··· Given records

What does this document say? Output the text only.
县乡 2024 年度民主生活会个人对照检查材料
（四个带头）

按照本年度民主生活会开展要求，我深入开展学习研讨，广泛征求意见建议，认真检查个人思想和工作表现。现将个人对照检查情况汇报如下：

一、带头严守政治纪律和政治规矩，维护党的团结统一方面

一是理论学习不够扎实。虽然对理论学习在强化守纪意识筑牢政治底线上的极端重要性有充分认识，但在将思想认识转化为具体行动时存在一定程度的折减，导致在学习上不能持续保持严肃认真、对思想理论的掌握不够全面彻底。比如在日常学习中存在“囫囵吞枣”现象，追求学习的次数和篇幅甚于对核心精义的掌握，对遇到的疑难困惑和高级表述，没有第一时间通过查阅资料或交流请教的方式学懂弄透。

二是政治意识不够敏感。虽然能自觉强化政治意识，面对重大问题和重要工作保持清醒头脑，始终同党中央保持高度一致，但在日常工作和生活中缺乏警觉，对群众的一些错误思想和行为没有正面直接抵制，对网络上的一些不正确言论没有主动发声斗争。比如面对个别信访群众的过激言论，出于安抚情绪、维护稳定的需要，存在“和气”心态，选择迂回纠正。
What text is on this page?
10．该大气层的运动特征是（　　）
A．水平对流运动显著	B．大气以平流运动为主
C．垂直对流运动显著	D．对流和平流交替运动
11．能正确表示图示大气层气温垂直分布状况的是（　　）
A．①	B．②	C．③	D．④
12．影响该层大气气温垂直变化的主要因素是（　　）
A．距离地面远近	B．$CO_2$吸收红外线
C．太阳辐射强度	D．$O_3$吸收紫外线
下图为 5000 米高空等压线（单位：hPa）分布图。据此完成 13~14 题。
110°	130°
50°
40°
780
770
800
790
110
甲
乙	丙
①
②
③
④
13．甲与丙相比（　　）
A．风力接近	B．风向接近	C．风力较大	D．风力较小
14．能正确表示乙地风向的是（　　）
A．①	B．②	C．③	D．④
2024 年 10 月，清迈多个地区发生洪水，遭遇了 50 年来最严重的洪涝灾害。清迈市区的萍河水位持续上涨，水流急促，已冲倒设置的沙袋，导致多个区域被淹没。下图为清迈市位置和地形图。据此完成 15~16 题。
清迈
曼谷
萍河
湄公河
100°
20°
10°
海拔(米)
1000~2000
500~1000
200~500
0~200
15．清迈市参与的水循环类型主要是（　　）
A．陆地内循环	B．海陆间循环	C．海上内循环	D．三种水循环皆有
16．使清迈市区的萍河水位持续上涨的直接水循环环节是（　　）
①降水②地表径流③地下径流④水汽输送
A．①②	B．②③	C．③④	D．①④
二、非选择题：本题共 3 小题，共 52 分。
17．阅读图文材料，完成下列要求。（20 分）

······

**Written problem**
Print out the whole listing exactly as it appears.

**Response to this exercise**
What does this document say? Output the text only.
县乡 2024 年度民主生活会个人对照检查材料
（四个带头）

按照本年度民主生活会开展要求，我深入开展学习研讨，广泛征求意见建议，认真检查个人思想和工作表现。现将个人对照检查情况汇报如下：

一、带头严守政治纪律和政治规矩，维护党的团结统一方面

一是理论学习不够扎实。虽然对理论学习在强化守纪意识筑牢政治底线上的极端重要性有充分认识，但在将思想认识转化为具体行动时存在一定程度的折减，导致在学习上不能持续保持严肃认真、对思想理论的掌握不够全面彻底。比如在日常学习中存在“囫囵吞枣”现象，追求学习的次数和篇幅甚于对核心精义的掌握，对遇到的疑难困惑和高级表述，没有第一时间通过查阅资料或交流请教的方式学懂弄透。

二是政治意识不够敏感。虽然能自觉强化政治意识，面对重大问题和重要工作保持清醒头脑，始终同党中央保持高度一致，但在日常工作和生活中缺乏警觉，对群众的一些错误思想和行为没有正面直接抵制，对网络上的一些不正确言论没有主动发声斗争。比如面对个别信访群众的过激言论，出于安抚情绪、维护稳定的需要，存在“和气”心态，选择迂回纠正。
What text is on this page?
10．该大气层的运动特征是（　　）
A．水平对流运动显著	B．大气以平流运动为主
C．垂直对流运动显著	D．对流和平流交替运动
11．能正确表示图示大气层气温垂直分布状况的是（　　）
A．①	B．②	C．③	D．④
12．影响该层大气气温垂直变化的主要因素是（　　）
A．距离地面远近	B．$CO_2$吸收红外线
C．太阳辐射强度	D．$O_3$吸收紫外线
下图为 5000 米高空等压线（单位：hPa）分布图。据此完成 13~14 题。
110°	130°
50°
40°
780
770
800
790
110
甲
乙	丙
①
②
③
④
13．甲与丙相比（　　）
A．风力接近	B．风向接近	C．风力较大	D．风力较小
14．能正确表示乙地风向的是（　　）
A．①	B．②	C．③	D．④
2024 年 10 月，清迈多个地区发生洪水，遭遇了 50 年来最严重的洪涝灾害。清迈市区的萍河水位持续上涨，水流急促，已冲倒设置的沙袋，导致多个区域被淹没。下图为清迈市位置和地形图。据此完成 15~16 题。
清迈
曼谷
萍河
湄公河
100°
20°
10°
海拔(米)
1000~2000
500~1000
200~500
0~200
15．清迈市参与的水循环类型主要是（　　）
A．陆地内循环	B．海陆间循环	C．海上内循环	D．三种水循环皆有
16．使清迈市区的萍河水位持续上涨的直接水循环环节是（　　）
①降水②地表径流③地下径流④水汽输送
A．①②	B．②③	C．③④	D．①④
二、非选择题：本题共 3 小题，共 52 分。
17．阅读图文材料，完成下列要求。（20 分）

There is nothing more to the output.